- [WHAT IS BEING ASKED]
Reproduce the data in its entirety, exactly as supplied.

- [DATASET CONTENT]
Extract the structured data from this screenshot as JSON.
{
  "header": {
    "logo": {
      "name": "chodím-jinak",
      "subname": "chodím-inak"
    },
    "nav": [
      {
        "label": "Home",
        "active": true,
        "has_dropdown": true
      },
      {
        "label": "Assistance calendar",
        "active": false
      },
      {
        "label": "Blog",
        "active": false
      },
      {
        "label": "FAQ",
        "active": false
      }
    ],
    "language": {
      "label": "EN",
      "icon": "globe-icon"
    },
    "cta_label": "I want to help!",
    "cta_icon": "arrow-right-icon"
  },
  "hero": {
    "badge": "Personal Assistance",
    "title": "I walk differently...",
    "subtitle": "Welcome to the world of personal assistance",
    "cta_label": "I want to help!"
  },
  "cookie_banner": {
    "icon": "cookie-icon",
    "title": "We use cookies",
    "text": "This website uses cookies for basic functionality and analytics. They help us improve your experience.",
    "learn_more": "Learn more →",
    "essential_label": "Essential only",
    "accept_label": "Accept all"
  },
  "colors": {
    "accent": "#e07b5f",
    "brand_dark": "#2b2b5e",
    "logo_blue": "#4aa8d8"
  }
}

- [RESULT BELOW]
Extract the structured data from this screenshot as JSON.
{
  "header": {
    "logo": {
      "name": "chodím-jinak",
      "subname": "chodím-inak"
    },
    "nav": [
      {
        "label": "Home",
        "active": true,
        "has_dropdown": true
      },
      {
        "label": "Assistance calendar",
        "active": false
      },
      {
        "label": "Blog",
        "active": false
      },
      {
        "label": "FAQ",
        "active": false
      }
    ],
    "language": {
      "label": "EN",
      "icon": "globe-icon"
    },
    "cta_label": "I want to help!",
    "cta_icon": "arrow-right-icon"
  },
  "hero": {
    "badge": "Personal Assistance",
    "title": "I walk differently...",
    "subtitle": "Welcome to the world of personal assistance",
    "cta_label": "I want to help!"
  },
  "cookie_banner": {
    "icon": "cookie-icon",
    "title": "We use cookies",
    "text": "This website uses cookies for basic functionality and analytics. They help us improve your experience.",
    "learn_more": "Learn more →",
    "essential_label": "Essential only",
    "accept_label": "Accept all"
  },
  "colors": {
    "accent": "#e07b5f",
    "brand_dark": "#2b2b5e",
    "logo_blue": "#4aa8d8"
  }
}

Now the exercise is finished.